== The problem ==
Restate the material word for word and leave out anything that is a picture.

=-=-=

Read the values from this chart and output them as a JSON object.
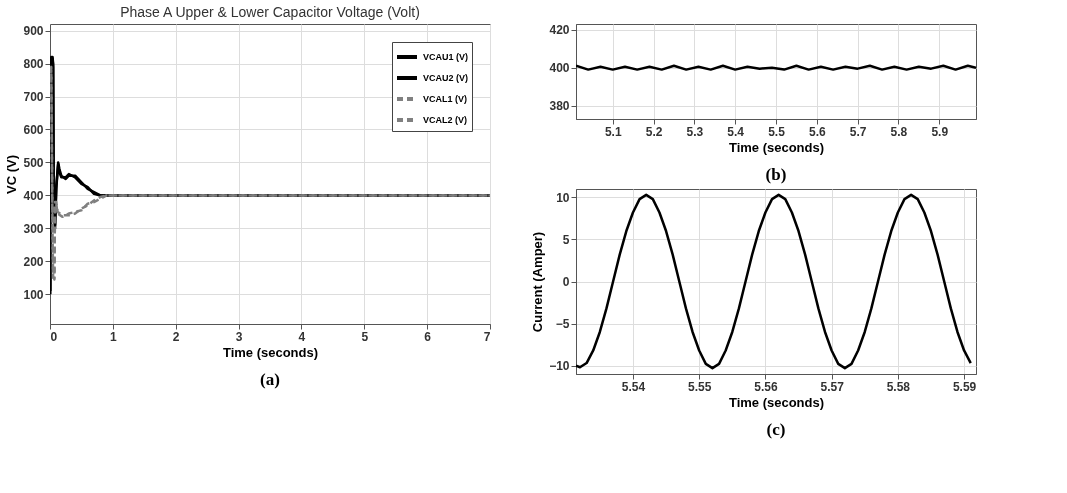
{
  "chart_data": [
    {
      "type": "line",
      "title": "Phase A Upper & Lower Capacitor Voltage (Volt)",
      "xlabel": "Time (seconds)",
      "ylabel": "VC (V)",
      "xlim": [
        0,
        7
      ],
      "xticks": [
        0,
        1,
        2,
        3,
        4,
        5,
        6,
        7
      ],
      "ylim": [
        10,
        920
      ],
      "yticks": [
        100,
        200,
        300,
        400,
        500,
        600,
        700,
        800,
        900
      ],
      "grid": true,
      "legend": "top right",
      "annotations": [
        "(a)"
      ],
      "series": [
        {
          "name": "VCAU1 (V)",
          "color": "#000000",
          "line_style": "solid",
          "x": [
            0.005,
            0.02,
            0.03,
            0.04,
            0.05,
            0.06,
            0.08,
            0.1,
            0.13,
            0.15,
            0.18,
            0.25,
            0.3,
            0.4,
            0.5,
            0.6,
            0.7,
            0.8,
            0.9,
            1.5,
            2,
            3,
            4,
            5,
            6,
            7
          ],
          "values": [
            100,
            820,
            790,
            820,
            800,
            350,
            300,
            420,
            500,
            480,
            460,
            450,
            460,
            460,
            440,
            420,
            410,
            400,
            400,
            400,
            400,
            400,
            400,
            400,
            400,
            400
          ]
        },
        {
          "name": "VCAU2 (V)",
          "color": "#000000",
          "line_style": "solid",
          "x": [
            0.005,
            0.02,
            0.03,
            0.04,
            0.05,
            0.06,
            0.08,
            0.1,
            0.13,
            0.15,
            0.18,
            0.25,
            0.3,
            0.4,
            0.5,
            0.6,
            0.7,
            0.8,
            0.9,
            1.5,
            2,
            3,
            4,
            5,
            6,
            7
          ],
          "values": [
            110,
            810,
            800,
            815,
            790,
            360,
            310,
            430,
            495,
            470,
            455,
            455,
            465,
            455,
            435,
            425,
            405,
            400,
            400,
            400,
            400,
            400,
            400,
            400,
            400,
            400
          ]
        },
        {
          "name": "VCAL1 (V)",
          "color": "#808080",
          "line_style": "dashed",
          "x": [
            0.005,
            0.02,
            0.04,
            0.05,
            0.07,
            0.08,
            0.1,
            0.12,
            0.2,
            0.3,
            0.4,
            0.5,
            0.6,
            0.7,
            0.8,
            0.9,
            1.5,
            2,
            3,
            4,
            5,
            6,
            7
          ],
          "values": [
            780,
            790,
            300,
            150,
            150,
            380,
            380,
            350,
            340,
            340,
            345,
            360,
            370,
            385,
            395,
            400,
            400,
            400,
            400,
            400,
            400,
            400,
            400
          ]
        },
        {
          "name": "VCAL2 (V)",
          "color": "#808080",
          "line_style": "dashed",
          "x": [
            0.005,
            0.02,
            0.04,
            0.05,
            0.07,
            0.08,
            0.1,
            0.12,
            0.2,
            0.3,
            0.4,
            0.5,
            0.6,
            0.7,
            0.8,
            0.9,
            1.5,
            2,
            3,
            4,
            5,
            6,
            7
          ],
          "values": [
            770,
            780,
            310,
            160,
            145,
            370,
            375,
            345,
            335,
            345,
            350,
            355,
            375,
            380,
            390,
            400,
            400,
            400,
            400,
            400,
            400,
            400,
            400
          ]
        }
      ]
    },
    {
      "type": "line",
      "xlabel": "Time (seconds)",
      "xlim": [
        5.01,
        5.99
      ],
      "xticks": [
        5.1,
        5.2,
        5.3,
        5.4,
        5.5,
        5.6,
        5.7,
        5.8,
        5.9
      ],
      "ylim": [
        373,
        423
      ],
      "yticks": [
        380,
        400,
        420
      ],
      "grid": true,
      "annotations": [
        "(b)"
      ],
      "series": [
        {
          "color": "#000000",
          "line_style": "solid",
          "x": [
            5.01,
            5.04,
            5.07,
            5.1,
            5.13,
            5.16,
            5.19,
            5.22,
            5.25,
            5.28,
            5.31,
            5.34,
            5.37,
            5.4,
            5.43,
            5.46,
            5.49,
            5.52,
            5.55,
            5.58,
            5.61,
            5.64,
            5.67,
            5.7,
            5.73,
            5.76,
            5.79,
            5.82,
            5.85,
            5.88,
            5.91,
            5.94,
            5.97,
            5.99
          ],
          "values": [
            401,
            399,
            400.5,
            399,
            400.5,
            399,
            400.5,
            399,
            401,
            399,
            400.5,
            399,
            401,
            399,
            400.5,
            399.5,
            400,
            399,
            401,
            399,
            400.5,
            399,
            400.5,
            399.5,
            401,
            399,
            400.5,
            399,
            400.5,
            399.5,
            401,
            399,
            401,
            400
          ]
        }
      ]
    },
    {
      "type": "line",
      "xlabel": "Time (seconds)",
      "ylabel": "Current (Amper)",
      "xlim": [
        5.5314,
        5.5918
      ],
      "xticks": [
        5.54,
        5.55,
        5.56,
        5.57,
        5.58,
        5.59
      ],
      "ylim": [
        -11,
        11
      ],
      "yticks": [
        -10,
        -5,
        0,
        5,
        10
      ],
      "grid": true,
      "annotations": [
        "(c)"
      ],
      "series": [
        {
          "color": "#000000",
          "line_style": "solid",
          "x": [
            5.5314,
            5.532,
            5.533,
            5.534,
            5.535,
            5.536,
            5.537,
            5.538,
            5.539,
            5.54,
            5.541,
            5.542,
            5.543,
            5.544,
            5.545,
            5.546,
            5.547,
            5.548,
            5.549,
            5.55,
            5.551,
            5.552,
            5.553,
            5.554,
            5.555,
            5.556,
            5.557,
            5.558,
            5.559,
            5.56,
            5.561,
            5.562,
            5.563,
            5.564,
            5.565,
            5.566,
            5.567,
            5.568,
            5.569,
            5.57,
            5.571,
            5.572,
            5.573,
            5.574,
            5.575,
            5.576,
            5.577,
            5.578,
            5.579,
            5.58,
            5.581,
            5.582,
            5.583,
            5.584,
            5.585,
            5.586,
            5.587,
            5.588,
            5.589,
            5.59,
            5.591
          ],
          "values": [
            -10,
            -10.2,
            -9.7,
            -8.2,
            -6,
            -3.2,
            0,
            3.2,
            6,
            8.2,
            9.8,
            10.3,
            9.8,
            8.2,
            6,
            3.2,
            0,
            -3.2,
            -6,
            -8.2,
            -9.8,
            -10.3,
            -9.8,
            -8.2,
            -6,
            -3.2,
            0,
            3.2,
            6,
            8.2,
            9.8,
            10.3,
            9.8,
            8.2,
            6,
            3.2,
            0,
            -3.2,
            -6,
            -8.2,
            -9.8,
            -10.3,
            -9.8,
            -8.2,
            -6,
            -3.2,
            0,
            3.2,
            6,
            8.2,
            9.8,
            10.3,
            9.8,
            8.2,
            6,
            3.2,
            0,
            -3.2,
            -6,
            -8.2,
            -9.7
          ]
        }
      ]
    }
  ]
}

=-=-=

== Result ==
Read the values from this chart and output them as a JSON object.
{
  "chart_data": [
    {
      "type": "line",
      "title": "Phase A Upper & Lower Capacitor Voltage (Volt)",
      "xlabel": "Time (seconds)",
      "ylabel": "VC (V)",
      "xlim": [
        0,
        7
      ],
      "xticks": [
        0,
        1,
        2,
        3,
        4,
        5,
        6,
        7
      ],
      "ylim": [
        10,
        920
      ],
      "yticks": [
        100,
        200,
        300,
        400,
        500,
        600,
        700,
        800,
        900
      ],
      "grid": true,
      "legend": "top right",
      "annotations": [
        "(a)"
      ],
      "series": [
        {
          "name": "VCAU1 (V)",
          "color": "#000000",
          "line_style": "solid",
          "x": [
            0.005,
            0.02,
            0.03,
            0.04,
            0.05,
            0.06,
            0.08,
            0.1,
            0.13,
            0.15,
            0.18,
            0.25,
            0.3,
            0.4,
            0.5,
            0.6,
            0.7,
            0.8,
            0.9,
            1.5,
            2,
            3,
            4,
            5,
            6,
            7
          ],
          "values": [
            100,
            820,
            790,
            820,
            800,
            350,
            300,
            420,
            500,
            480,
            460,
            450,
            460,
            460,
            440,
            420,
            410,
            400,
            400,
            400,
            400,
            400,
            400,
            400,
            400,
            400
          ]
        },
        {
          "name": "VCAU2 (V)",
          "color": "#000000",
          "line_style": "solid",
          "x": [
            0.005,
            0.02,
            0.03,
            0.04,
            0.05,
            0.06,
            0.08,
            0.1,
            0.13,
            0.15,
            0.18,
            0.25,
            0.3,
            0.4,
            0.5,
            0.6,
            0.7,
            0.8,
            0.9,
            1.5,
            2,
            3,
            4,
            5,
            6,
            7
          ],
          "values": [
            110,
            810,
            800,
            815,
            790,
            360,
            310,
            430,
            495,
            470,
            455,
            455,
            465,
            455,
            435,
            425,
            405,
            400,
            400,
            400,
            400,
            400,
            400,
            400,
            400,
            400
          ]
        },
        {
          "name": "VCAL1 (V)",
          "color": "#808080",
          "line_style": "dashed",
          "x": [
            0.005,
            0.02,
            0.04,
            0.05,
            0.07,
            0.08,
            0.1,
            0.12,
            0.2,
            0.3,
            0.4,
            0.5,
            0.6,
            0.7,
            0.8,
            0.9,
            1.5,
            2,
            3,
            4,
            5,
            6,
            7
          ],
          "values": [
            780,
            790,
            300,
            150,
            150,
            380,
            380,
            350,
            340,
            340,
            345,
            360,
            370,
            385,
            395,
            400,
            400,
            400,
            400,
            400,
            400,
            400,
            400
          ]
        },
        {
          "name": "VCAL2 (V)",
          "color": "#808080",
          "line_style": "dashed",
          "x": [
            0.005,
            0.02,
            0.04,
            0.05,
            0.07,
            0.08,
            0.1,
            0.12,
            0.2,
            0.3,
            0.4,
            0.5,
            0.6,
            0.7,
            0.8,
            0.9,
            1.5,
            2,
            3,
            4,
            5,
            6,
            7
          ],
          "values": [
            770,
            780,
            310,
            160,
            145,
            370,
            375,
            345,
            335,
            345,
            350,
            355,
            375,
            380,
            390,
            400,
            400,
            400,
            400,
            400,
            400,
            400,
            400
          ]
        }
      ]
    },
    {
      "type": "line",
      "xlabel": "Time (seconds)",
      "xlim": [
        5.01,
        5.99
      ],
      "xticks": [
        5.1,
        5.2,
        5.3,
        5.4,
        5.5,
        5.6,
        5.7,
        5.8,
        5.9
      ],
      "ylim": [
        373,
        423
      ],
      "yticks": [
        380,
        400,
        420
      ],
      "grid": true,
      "annotations": [
        "(b)"
      ],
      "series": [
        {
          "color": "#000000",
          "line_style": "solid",
          "x": [
            5.01,
            5.04,
            5.07,
            5.1,
            5.13,
            5.16,
            5.19,
            5.22,
            5.25,
            5.28,
            5.31,
            5.34,
            5.37,
            5.4,
            5.43,
            5.46,
            5.49,
            5.52,
            5.55,
            5.58,
            5.61,
            5.64,
            5.67,
            5.7,
            5.73,
            5.76,
            5.79,
            5.82,
            5.85,
            5.88,
            5.91,
            5.94,
            5.97,
            5.99
          ],
          "values": [
            401,
            399,
            400.5,
            399,
            400.5,
            399,
            400.5,
            399,
            401,
            399,
            400.5,
            399,
            401,
            399,
            400.5,
            399.5,
            400,
            399,
            401,
            399,
            400.5,
            399,
            400.5,
            399.5,
            401,
            399,
            400.5,
            399,
            400.5,
            399.5,
            401,
            399,
            401,
            400
          ]
        }
      ]
    },
    {
      "type": "line",
      "xlabel": "Time (seconds)",
      "ylabel": "Current (Amper)",
      "xlim": [
        5.5314,
        5.5918
      ],
      "xticks": [
        5.54,
        5.55,
        5.56,
        5.57,
        5.58,
        5.59
      ],
      "ylim": [
        -11,
        11
      ],
      "yticks": [
        -10,
        -5,
        0,
        5,
        10
      ],
      "grid": true,
      "annotations": [
        "(c)"
      ],
      "series": [
        {
          "color": "#000000",
          "line_style": "solid",
          "x": [
            5.5314,
            5.532,
            5.533,
            5.534,
            5.535,
            5.536,
            5.537,
            5.538,
            5.539,
            5.54,
            5.541,
            5.542,
            5.543,
            5.544,
            5.545,
            5.546,
            5.547,
            5.548,
            5.549,
            5.55,
            5.551,
            5.552,
            5.553,
            5.554,
            5.555,
            5.556,
            5.557,
            5.558,
            5.559,
            5.56,
            5.561,
            5.562,
            5.563,
            5.564,
            5.565,
            5.566,
            5.567,
            5.568,
            5.569,
            5.57,
            5.571,
            5.572,
            5.573,
            5.574,
            5.575,
            5.576,
            5.577,
            5.578,
            5.579,
            5.58,
            5.581,
            5.582,
            5.583,
            5.584,
            5.585,
            5.586,
            5.587,
            5.588,
            5.589,
            5.59,
            5.591
          ],
          "values": [
            -10,
            -10.2,
            -9.7,
            -8.2,
            -6,
            -3.2,
            0,
            3.2,
            6,
            8.2,
            9.8,
            10.3,
            9.8,
            8.2,
            6,
            3.2,
            0,
            -3.2,
            -6,
            -8.2,
            -9.8,
            -10.3,
            -9.8,
            -8.2,
            -6,
            -3.2,
            0,
            3.2,
            6,
            8.2,
            9.8,
            10.3,
            9.8,
            8.2,
            6,
            3.2,
            0,
            -3.2,
            -6,
            -8.2,
            -9.8,
            -10.3,
            -9.8,
            -8.2,
            -6,
            -3.2,
            0,
            3.2,
            6,
            8.2,
            9.8,
            10.3,
            9.8,
            8.2,
            6,
            3.2,
            0,
            -3.2,
            -6,
            -8.2,
            -9.7
          ]
        }
      ]
    }
  ]
}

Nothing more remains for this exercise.